▸ GIVEN PROBLEM: Search the material below for the string "waveform" and list each line that holds it.

--- GIVEN INFORMATION ---

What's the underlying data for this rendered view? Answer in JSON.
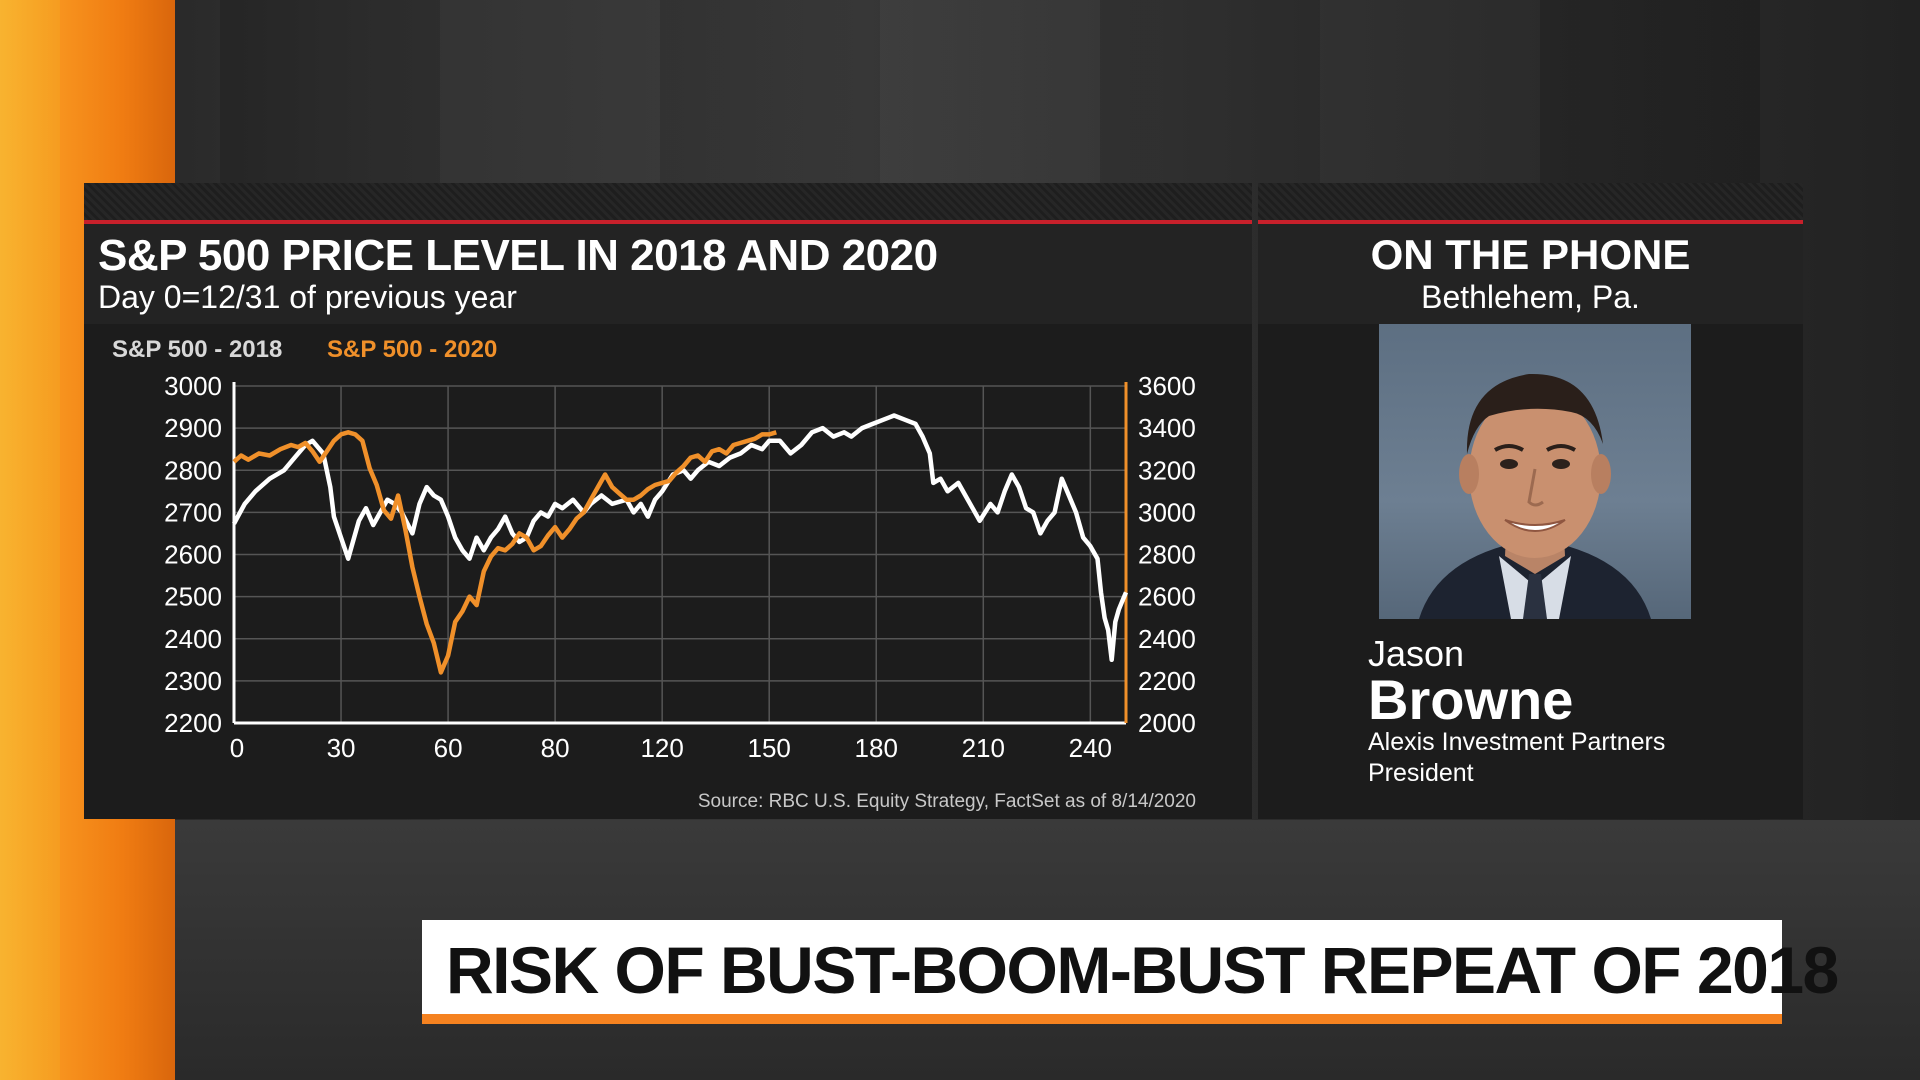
{
  "chart_data": {
    "type": "line",
    "title": "S&P 500 PRICE LEVEL IN 2018 AND 2020",
    "subtitle": "Day 0=12/31 of previous year",
    "legend": [
      "S&P 500 - 2018",
      "S&P 500 - 2020"
    ],
    "x_ticks": [
      "0",
      "30",
      "60",
      "80",
      "120",
      "150",
      "180",
      "210",
      "240"
    ],
    "y_left_ticks": [
      "3000",
      "2900",
      "2800",
      "2700",
      "2600",
      "2500",
      "2400",
      "2300",
      "2200"
    ],
    "y_right_ticks": [
      "3600",
      "3400",
      "3200",
      "3000",
      "2800",
      "2600",
      "2400",
      "2200",
      "2000"
    ],
    "xlim": [
      0,
      250
    ],
    "ylim_left": [
      2200,
      3000
    ],
    "ylim_right": [
      2000,
      3600
    ],
    "series": [
      {
        "name": "S&P 500 - 2018",
        "axis": "left",
        "color": "#ffffff",
        "points": [
          [
            0,
            2673
          ],
          [
            3,
            2720
          ],
          [
            6,
            2750
          ],
          [
            10,
            2780
          ],
          [
            14,
            2800
          ],
          [
            17,
            2830
          ],
          [
            20,
            2860
          ],
          [
            22,
            2870
          ],
          [
            25,
            2840
          ],
          [
            27,
            2760
          ],
          [
            28,
            2690
          ],
          [
            30,
            2640
          ],
          [
            32,
            2590
          ],
          [
            33,
            2620
          ],
          [
            35,
            2680
          ],
          [
            37,
            2710
          ],
          [
            39,
            2670
          ],
          [
            41,
            2700
          ],
          [
            43,
            2730
          ],
          [
            45,
            2720
          ],
          [
            47,
            2700
          ],
          [
            50,
            2650
          ],
          [
            52,
            2720
          ],
          [
            54,
            2760
          ],
          [
            56,
            2740
          ],
          [
            58,
            2730
          ],
          [
            60,
            2690
          ],
          [
            62,
            2640
          ],
          [
            64,
            2610
          ],
          [
            66,
            2590
          ],
          [
            68,
            2640
          ],
          [
            70,
            2610
          ],
          [
            72,
            2640
          ],
          [
            74,
            2660
          ],
          [
            76,
            2690
          ],
          [
            78,
            2650
          ],
          [
            80,
            2630
          ],
          [
            82,
            2640
          ],
          [
            84,
            2680
          ],
          [
            86,
            2700
          ],
          [
            88,
            2690
          ],
          [
            90,
            2720
          ],
          [
            92,
            2710
          ],
          [
            95,
            2730
          ],
          [
            98,
            2700
          ],
          [
            100,
            2720
          ],
          [
            103,
            2740
          ],
          [
            106,
            2720
          ],
          [
            110,
            2730
          ],
          [
            112,
            2700
          ],
          [
            114,
            2720
          ],
          [
            116,
            2690
          ],
          [
            118,
            2730
          ],
          [
            120,
            2750
          ],
          [
            123,
            2790
          ],
          [
            126,
            2800
          ],
          [
            128,
            2780
          ],
          [
            130,
            2800
          ],
          [
            133,
            2820
          ],
          [
            136,
            2810
          ],
          [
            139,
            2830
          ],
          [
            142,
            2840
          ],
          [
            145,
            2860
          ],
          [
            148,
            2850
          ],
          [
            150,
            2870
          ],
          [
            153,
            2870
          ],
          [
            156,
            2840
          ],
          [
            159,
            2860
          ],
          [
            162,
            2890
          ],
          [
            165,
            2900
          ],
          [
            168,
            2880
          ],
          [
            171,
            2890
          ],
          [
            173,
            2880
          ],
          [
            176,
            2900
          ],
          [
            179,
            2910
          ],
          [
            182,
            2920
          ],
          [
            185,
            2930
          ],
          [
            188,
            2920
          ],
          [
            191,
            2910
          ],
          [
            193,
            2880
          ],
          [
            195,
            2840
          ],
          [
            196,
            2770
          ],
          [
            198,
            2780
          ],
          [
            200,
            2750
          ],
          [
            203,
            2770
          ],
          [
            205,
            2740
          ],
          [
            207,
            2710
          ],
          [
            209,
            2680
          ],
          [
            212,
            2720
          ],
          [
            214,
            2700
          ],
          [
            216,
            2750
          ],
          [
            218,
            2790
          ],
          [
            220,
            2760
          ],
          [
            222,
            2710
          ],
          [
            224,
            2700
          ],
          [
            226,
            2650
          ],
          [
            228,
            2680
          ],
          [
            230,
            2700
          ],
          [
            232,
            2780
          ],
          [
            234,
            2740
          ],
          [
            236,
            2700
          ],
          [
            238,
            2640
          ],
          [
            240,
            2620
          ],
          [
            242,
            2590
          ],
          [
            243,
            2510
          ],
          [
            244,
            2450
          ],
          [
            245,
            2420
          ],
          [
            246,
            2350
          ],
          [
            247,
            2440
          ],
          [
            248,
            2470
          ],
          [
            249,
            2490
          ],
          [
            250,
            2510
          ]
        ]
      },
      {
        "name": "S&P 500 - 2020",
        "axis": "right",
        "color": "#f0902a",
        "points": [
          [
            0,
            3240
          ],
          [
            2,
            3270
          ],
          [
            4,
            3250
          ],
          [
            7,
            3280
          ],
          [
            10,
            3270
          ],
          [
            13,
            3300
          ],
          [
            16,
            3320
          ],
          [
            18,
            3310
          ],
          [
            20,
            3330
          ],
          [
            22,
            3290
          ],
          [
            24,
            3240
          ],
          [
            26,
            3290
          ],
          [
            28,
            3340
          ],
          [
            30,
            3370
          ],
          [
            32,
            3380
          ],
          [
            34,
            3370
          ],
          [
            36,
            3340
          ],
          [
            38,
            3210
          ],
          [
            40,
            3130
          ],
          [
            42,
            3010
          ],
          [
            44,
            2970
          ],
          [
            46,
            3080
          ],
          [
            48,
            2920
          ],
          [
            50,
            2740
          ],
          [
            52,
            2600
          ],
          [
            54,
            2470
          ],
          [
            56,
            2380
          ],
          [
            58,
            2240
          ],
          [
            60,
            2320
          ],
          [
            62,
            2480
          ],
          [
            64,
            2530
          ],
          [
            66,
            2600
          ],
          [
            68,
            2560
          ],
          [
            70,
            2720
          ],
          [
            72,
            2790
          ],
          [
            74,
            2830
          ],
          [
            76,
            2820
          ],
          [
            78,
            2850
          ],
          [
            80,
            2900
          ],
          [
            82,
            2880
          ],
          [
            84,
            2820
          ],
          [
            86,
            2840
          ],
          [
            88,
            2890
          ],
          [
            90,
            2930
          ],
          [
            92,
            2880
          ],
          [
            94,
            2920
          ],
          [
            96,
            2970
          ],
          [
            98,
            3000
          ],
          [
            100,
            3060
          ],
          [
            102,
            3120
          ],
          [
            104,
            3180
          ],
          [
            106,
            3120
          ],
          [
            108,
            3090
          ],
          [
            110,
            3060
          ],
          [
            112,
            3060
          ],
          [
            114,
            3080
          ],
          [
            116,
            3110
          ],
          [
            118,
            3130
          ],
          [
            120,
            3140
          ],
          [
            122,
            3150
          ],
          [
            124,
            3190
          ],
          [
            126,
            3220
          ],
          [
            128,
            3260
          ],
          [
            130,
            3270
          ],
          [
            132,
            3240
          ],
          [
            134,
            3290
          ],
          [
            136,
            3300
          ],
          [
            138,
            3280
          ],
          [
            140,
            3320
          ],
          [
            142,
            3330
          ],
          [
            144,
            3340
          ],
          [
            146,
            3350
          ],
          [
            148,
            3370
          ],
          [
            150,
            3370
          ],
          [
            152,
            3380
          ]
        ]
      }
    ],
    "source": "Source: RBC U.S. Equity Strategy, FactSet as of 8/14/2020"
  },
  "phone": {
    "title": "ON THE PHONE",
    "location": "Bethlehem, Pa.",
    "first_name": "Jason",
    "last_name": "Browne",
    "company": "Alexis Investment Partners",
    "role": "President"
  },
  "headline": "RISK OF BUST-BOOM-BUST REPEAT OF 2018",
  "colors": {
    "accent_orange": "#f58220",
    "rule_red": "#c8202b",
    "series_2018": "#ffffff",
    "series_2020": "#f0902a"
  }
}
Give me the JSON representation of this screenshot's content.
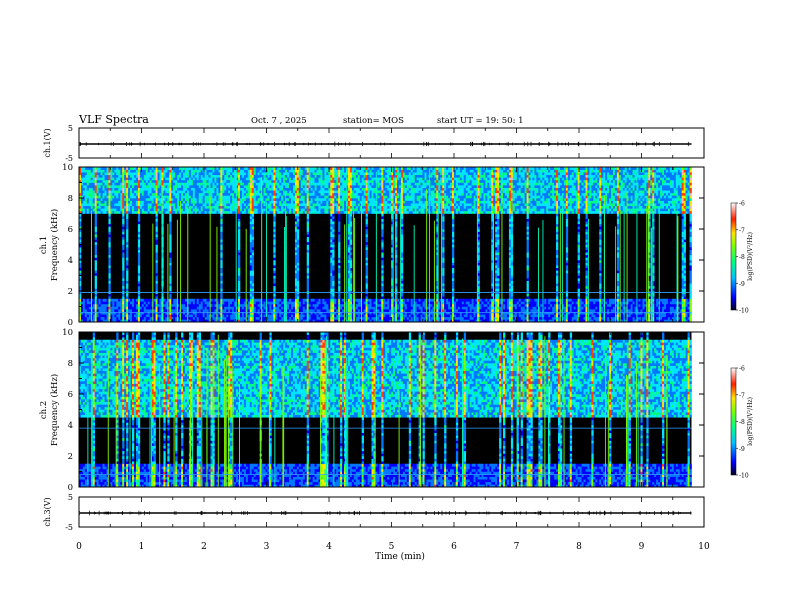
{
  "header": {
    "title": "VLF Spectra",
    "date": "Oct. 7 , 2025",
    "station": "station= MOS",
    "start": "start UT = 19: 50: 1"
  },
  "chart_data": {
    "type": "heatmap",
    "x_axis": {
      "label": "Time (min)",
      "range": [
        0,
        10
      ],
      "ticks": [
        "0",
        "1",
        "2",
        "3",
        "4",
        "5",
        "6",
        "7",
        "8",
        "9",
        "10"
      ],
      "data_end": 9.8
    },
    "panels": [
      {
        "name": "ch1-waveform",
        "type": "line",
        "ylabel": "ch.1(V)",
        "ylim": [
          -5,
          5
        ],
        "yticks": [
          "5",
          "-5"
        ],
        "baseline": 0
      },
      {
        "name": "ch1-spectrogram",
        "type": "heatmap",
        "ylabel_top": "ch.1",
        "ylabel": "Frequency (kHz)",
        "ylim": [
          0,
          10
        ],
        "yticks": [
          "0",
          "2",
          "4",
          "6",
          "8",
          "10"
        ],
        "emission_band_khz": [
          7,
          10
        ],
        "ref_lines_khz": [
          0.6,
          1.9
        ],
        "colorbar": {
          "label": "log(PSD)(V²/Hz)",
          "range": [
            -10,
            -6
          ],
          "ticks": [
            "-6",
            "-7",
            "-8",
            "-9",
            "-10"
          ]
        }
      },
      {
        "name": "ch2-spectrogram",
        "type": "heatmap",
        "ylabel_top": "ch.2",
        "ylabel": "Frequency (kHz)",
        "ylim": [
          0,
          10
        ],
        "yticks": [
          "0",
          "2",
          "4",
          "6",
          "8",
          "10"
        ],
        "emission_band_khz": [
          4.5,
          9.5
        ],
        "ref_lines_khz": [
          0.8,
          3.8
        ],
        "colorbar": {
          "label": "log(PSD)(V²/Hz)",
          "range": [
            -10,
            -6
          ],
          "ticks": [
            "-6",
            "-7",
            "-8",
            "-9",
            "-10"
          ]
        }
      },
      {
        "name": "ch3-waveform",
        "type": "line",
        "ylabel": "ch.3(V)",
        "ylim": [
          -5,
          5
        ],
        "yticks": [
          "5",
          "-5"
        ],
        "baseline": 0
      }
    ],
    "colormap": [
      "#000000",
      "#00008c",
      "#0000ff",
      "#0078ff",
      "#00e6ff",
      "#00ff80",
      "#80ff00",
      "#ffe600",
      "#ff4000",
      "#ffb0b0",
      "#ffffff"
    ]
  }
}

---

▸ WRITTEN SOLUTION:
        "name": "ch1-waveform",
        "name": "ch3-waveform",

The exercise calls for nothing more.